#### DATA SUPPLIED ####

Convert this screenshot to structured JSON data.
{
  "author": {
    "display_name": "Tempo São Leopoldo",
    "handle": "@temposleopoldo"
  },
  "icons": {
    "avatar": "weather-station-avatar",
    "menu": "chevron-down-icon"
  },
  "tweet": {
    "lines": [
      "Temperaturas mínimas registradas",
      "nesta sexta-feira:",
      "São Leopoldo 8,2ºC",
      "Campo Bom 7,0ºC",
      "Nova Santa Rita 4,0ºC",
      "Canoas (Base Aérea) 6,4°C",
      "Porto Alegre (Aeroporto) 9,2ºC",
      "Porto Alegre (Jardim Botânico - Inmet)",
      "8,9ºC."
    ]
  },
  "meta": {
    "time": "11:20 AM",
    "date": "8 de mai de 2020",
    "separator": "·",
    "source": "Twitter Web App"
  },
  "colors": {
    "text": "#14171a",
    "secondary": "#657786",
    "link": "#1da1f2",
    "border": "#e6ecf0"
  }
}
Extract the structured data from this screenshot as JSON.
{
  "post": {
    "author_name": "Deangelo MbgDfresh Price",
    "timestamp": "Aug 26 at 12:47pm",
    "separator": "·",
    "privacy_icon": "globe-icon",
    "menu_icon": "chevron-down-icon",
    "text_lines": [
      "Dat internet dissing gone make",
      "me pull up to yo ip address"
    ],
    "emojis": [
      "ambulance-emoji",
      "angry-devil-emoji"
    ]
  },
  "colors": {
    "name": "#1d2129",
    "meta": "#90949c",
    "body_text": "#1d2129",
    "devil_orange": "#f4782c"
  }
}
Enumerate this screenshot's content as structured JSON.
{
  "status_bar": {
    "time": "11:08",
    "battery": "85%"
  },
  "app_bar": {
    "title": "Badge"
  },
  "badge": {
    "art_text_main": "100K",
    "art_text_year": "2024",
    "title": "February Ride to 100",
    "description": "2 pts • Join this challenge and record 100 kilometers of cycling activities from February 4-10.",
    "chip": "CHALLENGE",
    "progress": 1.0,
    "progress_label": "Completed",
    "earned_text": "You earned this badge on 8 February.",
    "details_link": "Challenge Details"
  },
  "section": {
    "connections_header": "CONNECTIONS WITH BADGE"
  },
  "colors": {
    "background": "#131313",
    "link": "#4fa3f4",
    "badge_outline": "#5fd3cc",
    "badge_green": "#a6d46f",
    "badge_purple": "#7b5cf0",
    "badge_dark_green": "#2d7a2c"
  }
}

####

## WHAT IS BEING ASKED
Pick out the lines containing the word "screenshot" and show them.

## EXPECTED OUTPUT
Convert this screenshot to structured JSON data.
Extract the structured data from this screenshot as JSON.
Enumerate this screenshot's content as structured JSON.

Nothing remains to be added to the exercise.